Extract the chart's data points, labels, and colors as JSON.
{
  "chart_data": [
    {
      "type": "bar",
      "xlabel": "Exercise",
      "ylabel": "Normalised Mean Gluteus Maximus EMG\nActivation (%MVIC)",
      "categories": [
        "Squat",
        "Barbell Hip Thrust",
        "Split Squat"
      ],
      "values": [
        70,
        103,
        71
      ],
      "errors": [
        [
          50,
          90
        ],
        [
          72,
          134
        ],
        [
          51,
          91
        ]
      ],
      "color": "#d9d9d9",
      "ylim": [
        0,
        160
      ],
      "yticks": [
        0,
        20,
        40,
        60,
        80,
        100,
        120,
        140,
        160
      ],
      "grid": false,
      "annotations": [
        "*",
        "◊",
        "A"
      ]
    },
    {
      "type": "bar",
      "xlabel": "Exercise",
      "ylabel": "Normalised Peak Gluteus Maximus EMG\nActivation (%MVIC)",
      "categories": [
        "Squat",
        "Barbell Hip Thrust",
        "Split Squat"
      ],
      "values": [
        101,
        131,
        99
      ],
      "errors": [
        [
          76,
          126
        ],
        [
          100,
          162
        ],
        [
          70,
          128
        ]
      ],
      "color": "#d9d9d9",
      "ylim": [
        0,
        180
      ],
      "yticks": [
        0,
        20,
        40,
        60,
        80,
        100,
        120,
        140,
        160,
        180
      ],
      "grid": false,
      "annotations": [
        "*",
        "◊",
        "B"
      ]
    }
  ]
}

TASK INSTRUCTIONS:
Exactly reproduce the material above.

TASK ANSWER:
Extract the chart's data points, labels, and colors as JSON.
{
  "chart_data": [
    {
      "type": "bar",
      "xlabel": "Exercise",
      "ylabel": "Normalised Mean Gluteus Maximus EMG\nActivation (%MVIC)",
      "categories": [
        "Squat",
        "Barbell Hip Thrust",
        "Split Squat"
      ],
      "values": [
        70,
        103,
        71
      ],
      "errors": [
        [
          50,
          90
        ],
        [
          72,
          134
        ],
        [
          51,
          91
        ]
      ],
      "color": "#d9d9d9",
      "ylim": [
        0,
        160
      ],
      "yticks": [
        0,
        20,
        40,
        60,
        80,
        100,
        120,
        140,
        160
      ],
      "grid": false,
      "annotations": [
        "*",
        "◊",
        "A"
      ]
    },
    {
      "type": "bar",
      "xlabel": "Exercise",
      "ylabel": "Normalised Peak Gluteus Maximus EMG\nActivation (%MVIC)",
      "categories": [
        "Squat",
        "Barbell Hip Thrust",
        "Split Squat"
      ],
      "values": [
        101,
        131,
        99
      ],
      "errors": [
        [
          76,
          126
        ],
        [
          100,
          162
        ],
        [
          70,
          128
        ]
      ],
      "color": "#d9d9d9",
      "ylim": [
        0,
        180
      ],
      "yticks": [
        0,
        20,
        40,
        60,
        80,
        100,
        120,
        140,
        160,
        180
      ],
      "grid": false,
      "annotations": [
        "*",
        "◊",
        "B"
      ]
    }
  ]
}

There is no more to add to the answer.